[TASK STATEMENT]
Are you able to quote each entry exactly as written?

— Start ENTRIES SHOWN —

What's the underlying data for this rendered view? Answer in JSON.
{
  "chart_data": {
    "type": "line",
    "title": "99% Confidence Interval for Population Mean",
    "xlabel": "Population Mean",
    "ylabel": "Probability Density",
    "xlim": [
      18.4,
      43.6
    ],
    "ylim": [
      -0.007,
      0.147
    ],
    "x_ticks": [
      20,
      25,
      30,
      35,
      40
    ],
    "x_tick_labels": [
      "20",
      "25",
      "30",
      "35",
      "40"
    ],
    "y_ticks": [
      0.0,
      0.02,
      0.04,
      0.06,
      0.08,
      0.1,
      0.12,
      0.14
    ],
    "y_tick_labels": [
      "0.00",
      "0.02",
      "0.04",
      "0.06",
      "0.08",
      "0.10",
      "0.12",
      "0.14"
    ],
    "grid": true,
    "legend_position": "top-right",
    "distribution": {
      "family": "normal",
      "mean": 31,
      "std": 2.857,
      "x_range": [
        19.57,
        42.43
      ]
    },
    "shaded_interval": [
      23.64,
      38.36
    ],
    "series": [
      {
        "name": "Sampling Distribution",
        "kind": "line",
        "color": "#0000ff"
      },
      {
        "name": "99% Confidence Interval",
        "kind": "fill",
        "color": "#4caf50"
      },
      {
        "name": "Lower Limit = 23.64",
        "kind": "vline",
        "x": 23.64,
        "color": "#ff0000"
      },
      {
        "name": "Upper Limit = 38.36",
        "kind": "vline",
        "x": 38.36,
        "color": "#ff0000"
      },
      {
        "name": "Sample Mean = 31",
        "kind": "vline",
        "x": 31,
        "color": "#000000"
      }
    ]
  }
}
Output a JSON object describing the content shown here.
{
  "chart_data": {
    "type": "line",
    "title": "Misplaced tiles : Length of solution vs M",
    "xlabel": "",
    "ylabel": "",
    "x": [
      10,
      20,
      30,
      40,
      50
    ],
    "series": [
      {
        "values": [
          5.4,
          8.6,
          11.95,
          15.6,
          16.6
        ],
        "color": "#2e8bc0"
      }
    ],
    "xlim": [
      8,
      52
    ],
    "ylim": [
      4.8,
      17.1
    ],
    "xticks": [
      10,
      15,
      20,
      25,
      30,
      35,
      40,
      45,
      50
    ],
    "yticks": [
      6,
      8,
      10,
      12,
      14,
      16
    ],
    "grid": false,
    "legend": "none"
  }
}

— End ENTRIES SHOWN —

[EXERCISE RESPONSE]
What's the underlying data for this rendered view? Answer in JSON.
{
  "chart_data": {
    "type": "line",
    "title": "99% Confidence Interval for Population Mean",
    "xlabel": "Population Mean",
    "ylabel": "Probability Density",
    "xlim": [
      18.4,
      43.6
    ],
    "ylim": [
      -0.007,
      0.147
    ],
    "x_ticks": [
      20,
      25,
      30,
      35,
      40
    ],
    "x_tick_labels": [
      "20",
      "25",
      "30",
      "35",
      "40"
    ],
    "y_ticks": [
      0.0,
      0.02,
      0.04,
      0.06,
      0.08,
      0.1,
      0.12,
      0.14
    ],
    "y_tick_labels": [
      "0.00",
      "0.02",
      "0.04",
      "0.06",
      "0.08",
      "0.10",
      "0.12",
      "0.14"
    ],
    "grid": true,
    "legend_position": "top-right",
    "distribution": {
      "family": "normal",
      "mean": 31,
      "std": 2.857,
      "x_range": [
        19.57,
        42.43
      ]
    },
    "shaded_interval": [
      23.64,
      38.36
    ],
    "series": [
      {
        "name": "Sampling Distribution",
        "kind": "line",
        "color": "#0000ff"
      },
      {
        "name": "99% Confidence Interval",
        "kind": "fill",
        "color": "#4caf50"
      },
      {
        "name": "Lower Limit = 23.64",
        "kind": "vline",
        "x": 23.64,
        "color": "#ff0000"
      },
      {
        "name": "Upper Limit = 38.36",
        "kind": "vline",
        "x": 38.36,
        "color": "#ff0000"
      },
      {
        "name": "Sample Mean = 31",
        "kind": "vline",
        "x": 31,
        "color": "#000000"
      }
    ]
  }
}
Output a JSON object describing the content shown here.
{
  "chart_data": {
    "type": "line",
    "title": "Misplaced tiles : Length of solution vs M",
    "xlabel": "",
    "ylabel": "",
    "x": [
      10,
      20,
      30,
      40,
      50
    ],
    "series": [
      {
        "values": [
          5.4,
          8.6,
          11.95,
          15.6,
          16.6
        ],
        "color": "#2e8bc0"
      }
    ],
    "xlim": [
      8,
      52
    ],
    "ylim": [
      4.8,
      17.1
    ],
    "xticks": [
      10,
      15,
      20,
      25,
      30,
      35,
      40,
      45,
      50
    ],
    "yticks": [
      6,
      8,
      10,
      12,
      14,
      16
    ],
    "grid": false,
    "legend": "none"
  }
}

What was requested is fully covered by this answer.